#### WHAT YOU HAVE TO DO
Lift out all lines below that contain "JSON".

====== ENTRIES SHOWN ======

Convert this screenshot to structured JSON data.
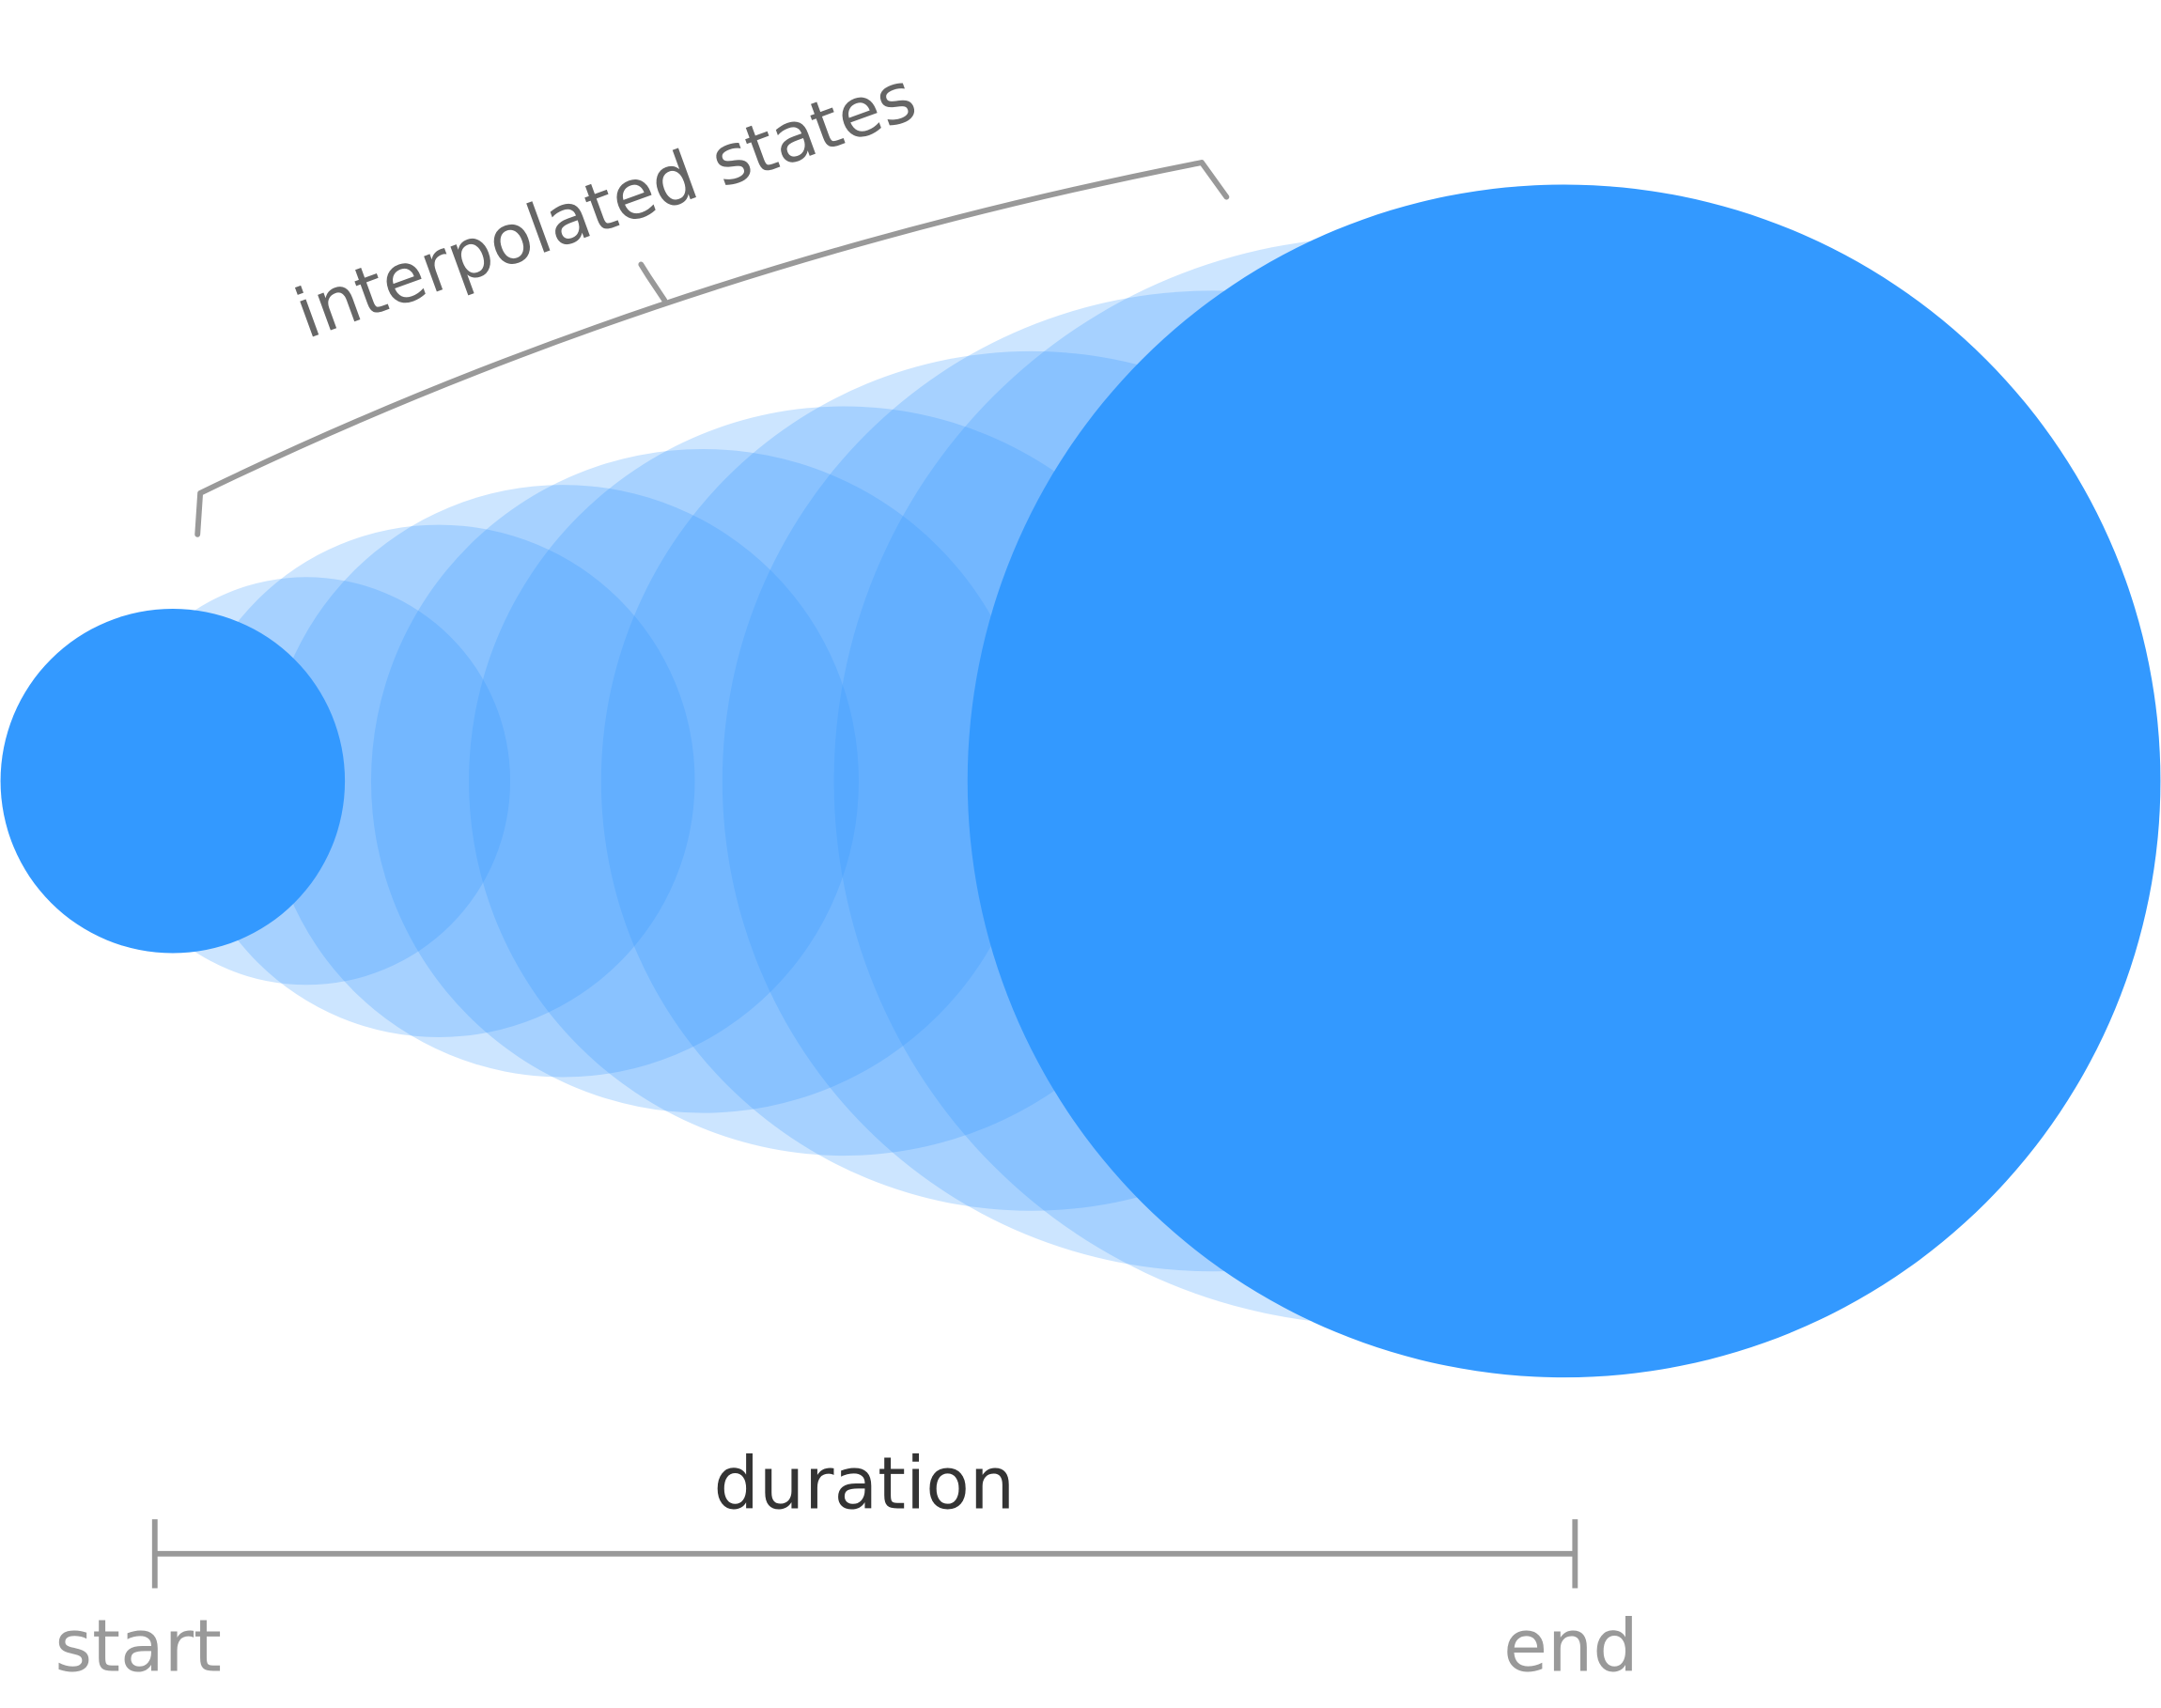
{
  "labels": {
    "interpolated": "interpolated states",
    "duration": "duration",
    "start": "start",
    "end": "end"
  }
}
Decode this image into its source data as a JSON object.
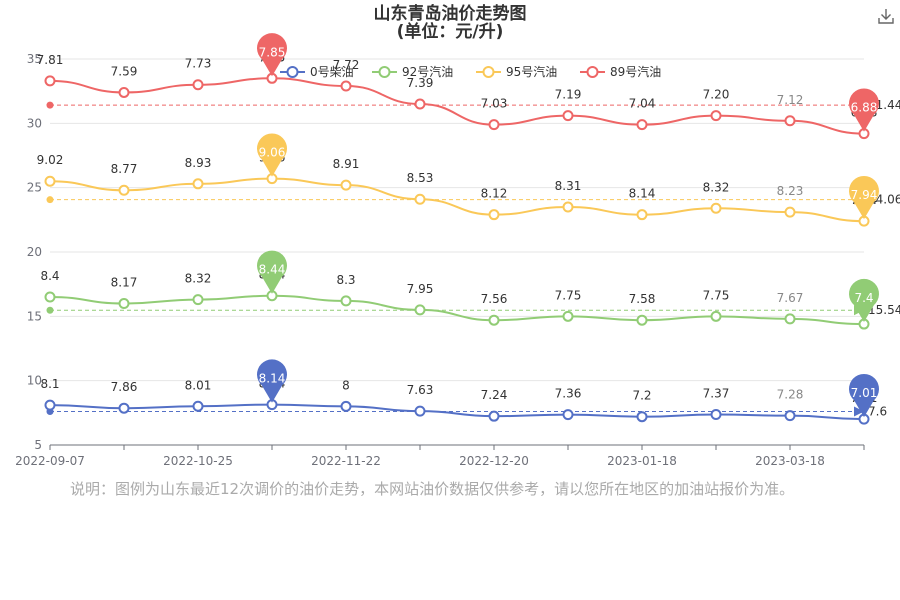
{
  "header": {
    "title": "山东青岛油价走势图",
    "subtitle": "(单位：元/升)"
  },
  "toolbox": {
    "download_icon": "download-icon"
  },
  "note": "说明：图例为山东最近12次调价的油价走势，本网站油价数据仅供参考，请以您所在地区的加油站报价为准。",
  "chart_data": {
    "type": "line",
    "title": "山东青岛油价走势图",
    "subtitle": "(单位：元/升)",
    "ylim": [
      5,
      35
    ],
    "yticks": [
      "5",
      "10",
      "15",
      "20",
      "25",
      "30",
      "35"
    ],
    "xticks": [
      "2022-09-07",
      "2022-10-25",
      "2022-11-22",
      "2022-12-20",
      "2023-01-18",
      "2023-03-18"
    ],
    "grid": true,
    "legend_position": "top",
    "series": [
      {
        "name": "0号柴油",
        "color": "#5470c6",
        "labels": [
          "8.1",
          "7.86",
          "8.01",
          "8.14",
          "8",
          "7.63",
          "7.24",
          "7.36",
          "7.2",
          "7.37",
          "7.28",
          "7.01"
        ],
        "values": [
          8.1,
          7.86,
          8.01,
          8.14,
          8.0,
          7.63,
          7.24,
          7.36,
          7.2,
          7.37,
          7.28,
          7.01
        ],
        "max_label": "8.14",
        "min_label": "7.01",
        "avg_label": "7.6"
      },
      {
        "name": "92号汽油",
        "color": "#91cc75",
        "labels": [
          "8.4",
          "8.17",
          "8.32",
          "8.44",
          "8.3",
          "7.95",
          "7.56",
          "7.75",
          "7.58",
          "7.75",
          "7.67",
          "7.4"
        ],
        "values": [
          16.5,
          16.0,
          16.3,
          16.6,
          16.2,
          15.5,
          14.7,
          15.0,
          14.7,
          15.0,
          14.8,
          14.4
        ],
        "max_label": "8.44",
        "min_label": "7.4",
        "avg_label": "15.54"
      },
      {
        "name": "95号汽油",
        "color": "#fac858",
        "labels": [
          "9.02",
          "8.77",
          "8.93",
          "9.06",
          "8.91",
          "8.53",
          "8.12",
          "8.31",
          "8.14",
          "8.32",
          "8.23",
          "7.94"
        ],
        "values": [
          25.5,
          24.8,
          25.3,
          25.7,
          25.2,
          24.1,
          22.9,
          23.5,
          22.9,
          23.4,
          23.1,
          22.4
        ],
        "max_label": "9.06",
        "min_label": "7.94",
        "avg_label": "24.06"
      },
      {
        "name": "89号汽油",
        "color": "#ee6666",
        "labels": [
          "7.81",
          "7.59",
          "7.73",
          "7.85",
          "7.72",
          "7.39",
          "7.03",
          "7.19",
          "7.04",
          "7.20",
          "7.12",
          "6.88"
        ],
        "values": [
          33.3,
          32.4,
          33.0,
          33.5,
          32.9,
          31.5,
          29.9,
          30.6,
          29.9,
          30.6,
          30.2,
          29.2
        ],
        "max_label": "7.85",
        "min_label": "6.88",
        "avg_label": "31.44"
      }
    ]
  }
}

======

#### OUTPUT OF THE TASK
Convert this screenshot to structured JSON data.
Decode this image into its source data as a JSON object.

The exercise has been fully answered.